__TASK DETAILS__: Find the word "completed" in the material below and gather every line that contains it.

__MATERIAL SUPPLIED__:
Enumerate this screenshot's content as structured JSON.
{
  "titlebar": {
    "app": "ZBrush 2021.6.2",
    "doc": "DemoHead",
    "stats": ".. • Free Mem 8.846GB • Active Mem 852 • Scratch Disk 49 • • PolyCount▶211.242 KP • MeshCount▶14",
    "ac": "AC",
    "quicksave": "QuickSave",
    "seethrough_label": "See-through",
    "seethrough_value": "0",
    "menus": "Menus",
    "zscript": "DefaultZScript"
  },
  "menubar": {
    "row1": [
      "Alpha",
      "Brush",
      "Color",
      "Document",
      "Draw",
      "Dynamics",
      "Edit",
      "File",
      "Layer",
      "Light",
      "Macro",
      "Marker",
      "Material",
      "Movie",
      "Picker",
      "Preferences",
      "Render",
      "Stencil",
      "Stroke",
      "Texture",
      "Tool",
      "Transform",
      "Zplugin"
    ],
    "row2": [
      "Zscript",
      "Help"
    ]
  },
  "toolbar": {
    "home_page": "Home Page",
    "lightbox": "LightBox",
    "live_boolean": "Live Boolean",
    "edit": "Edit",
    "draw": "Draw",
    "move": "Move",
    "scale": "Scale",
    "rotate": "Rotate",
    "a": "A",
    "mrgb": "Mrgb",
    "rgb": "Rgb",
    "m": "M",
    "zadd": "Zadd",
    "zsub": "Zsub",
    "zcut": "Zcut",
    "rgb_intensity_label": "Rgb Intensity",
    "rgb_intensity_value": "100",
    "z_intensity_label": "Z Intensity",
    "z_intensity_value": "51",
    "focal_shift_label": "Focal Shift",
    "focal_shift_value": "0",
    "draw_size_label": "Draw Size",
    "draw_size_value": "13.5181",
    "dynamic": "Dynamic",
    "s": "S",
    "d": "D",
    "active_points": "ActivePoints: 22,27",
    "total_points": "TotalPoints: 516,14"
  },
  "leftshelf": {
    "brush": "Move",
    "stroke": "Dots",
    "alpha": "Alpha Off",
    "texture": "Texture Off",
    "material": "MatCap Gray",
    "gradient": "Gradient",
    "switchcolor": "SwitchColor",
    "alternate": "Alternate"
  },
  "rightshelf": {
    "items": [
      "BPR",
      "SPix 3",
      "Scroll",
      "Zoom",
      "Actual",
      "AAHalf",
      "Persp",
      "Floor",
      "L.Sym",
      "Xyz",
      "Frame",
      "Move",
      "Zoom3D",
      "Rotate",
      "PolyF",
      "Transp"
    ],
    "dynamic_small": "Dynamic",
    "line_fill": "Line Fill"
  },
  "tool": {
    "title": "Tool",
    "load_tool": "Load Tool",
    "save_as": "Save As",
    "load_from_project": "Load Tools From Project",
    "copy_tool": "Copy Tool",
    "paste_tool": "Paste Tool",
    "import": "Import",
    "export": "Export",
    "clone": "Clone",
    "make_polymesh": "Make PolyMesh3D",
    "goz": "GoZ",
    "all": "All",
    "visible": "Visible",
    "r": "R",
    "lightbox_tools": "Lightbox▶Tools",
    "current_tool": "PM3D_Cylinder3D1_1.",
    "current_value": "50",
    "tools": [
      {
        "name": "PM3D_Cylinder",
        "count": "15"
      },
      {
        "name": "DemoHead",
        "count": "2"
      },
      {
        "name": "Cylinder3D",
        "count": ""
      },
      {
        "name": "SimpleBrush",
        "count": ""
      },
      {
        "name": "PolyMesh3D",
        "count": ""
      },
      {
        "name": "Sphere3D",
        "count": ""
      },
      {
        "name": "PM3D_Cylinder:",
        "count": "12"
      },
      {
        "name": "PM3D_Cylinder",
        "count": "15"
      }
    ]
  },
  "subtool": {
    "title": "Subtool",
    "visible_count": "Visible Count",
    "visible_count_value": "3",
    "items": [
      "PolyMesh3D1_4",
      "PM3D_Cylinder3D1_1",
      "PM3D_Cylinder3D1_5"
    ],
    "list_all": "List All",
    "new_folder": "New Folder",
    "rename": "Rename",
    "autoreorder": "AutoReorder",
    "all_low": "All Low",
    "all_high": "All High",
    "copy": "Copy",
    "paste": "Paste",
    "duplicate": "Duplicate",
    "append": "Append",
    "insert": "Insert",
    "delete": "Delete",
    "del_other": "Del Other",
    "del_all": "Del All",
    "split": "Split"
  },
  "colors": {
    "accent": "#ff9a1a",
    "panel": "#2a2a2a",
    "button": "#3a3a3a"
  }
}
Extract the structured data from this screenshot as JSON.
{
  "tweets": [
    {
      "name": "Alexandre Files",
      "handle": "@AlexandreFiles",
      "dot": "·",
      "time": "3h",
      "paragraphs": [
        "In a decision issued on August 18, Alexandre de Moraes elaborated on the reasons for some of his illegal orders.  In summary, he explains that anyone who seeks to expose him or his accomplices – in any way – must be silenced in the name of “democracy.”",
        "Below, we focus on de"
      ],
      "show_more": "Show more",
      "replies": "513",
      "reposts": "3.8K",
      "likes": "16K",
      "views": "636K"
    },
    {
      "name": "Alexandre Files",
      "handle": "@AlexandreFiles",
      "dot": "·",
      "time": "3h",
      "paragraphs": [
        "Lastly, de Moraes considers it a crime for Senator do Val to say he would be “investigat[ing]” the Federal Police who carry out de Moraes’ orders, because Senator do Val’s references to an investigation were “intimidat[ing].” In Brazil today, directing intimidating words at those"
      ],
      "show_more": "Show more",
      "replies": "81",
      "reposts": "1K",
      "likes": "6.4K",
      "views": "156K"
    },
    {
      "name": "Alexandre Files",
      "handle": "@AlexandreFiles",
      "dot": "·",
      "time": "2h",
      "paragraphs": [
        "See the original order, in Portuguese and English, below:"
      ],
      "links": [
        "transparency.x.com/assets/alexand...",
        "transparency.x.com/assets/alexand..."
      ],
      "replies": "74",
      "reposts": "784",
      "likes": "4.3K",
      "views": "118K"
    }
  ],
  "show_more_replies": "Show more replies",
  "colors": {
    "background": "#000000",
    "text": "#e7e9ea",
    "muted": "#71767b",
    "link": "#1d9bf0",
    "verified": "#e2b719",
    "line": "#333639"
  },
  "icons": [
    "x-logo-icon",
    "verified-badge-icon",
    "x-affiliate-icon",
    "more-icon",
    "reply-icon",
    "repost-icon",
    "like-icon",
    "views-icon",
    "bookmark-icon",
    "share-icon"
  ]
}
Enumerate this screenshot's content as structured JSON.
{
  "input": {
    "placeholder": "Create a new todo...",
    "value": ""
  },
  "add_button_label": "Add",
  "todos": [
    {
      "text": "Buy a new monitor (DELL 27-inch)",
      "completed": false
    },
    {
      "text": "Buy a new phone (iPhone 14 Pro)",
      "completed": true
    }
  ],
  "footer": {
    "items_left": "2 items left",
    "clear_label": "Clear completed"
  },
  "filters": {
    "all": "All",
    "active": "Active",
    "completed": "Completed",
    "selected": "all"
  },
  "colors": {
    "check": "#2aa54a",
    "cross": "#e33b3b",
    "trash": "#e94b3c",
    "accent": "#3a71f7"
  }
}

__SOLUTION FOR THIS EXERCISE__:
      "completed": false
      "completed": true
    "clear_label": "Clear completed"
    "completed": "Completed",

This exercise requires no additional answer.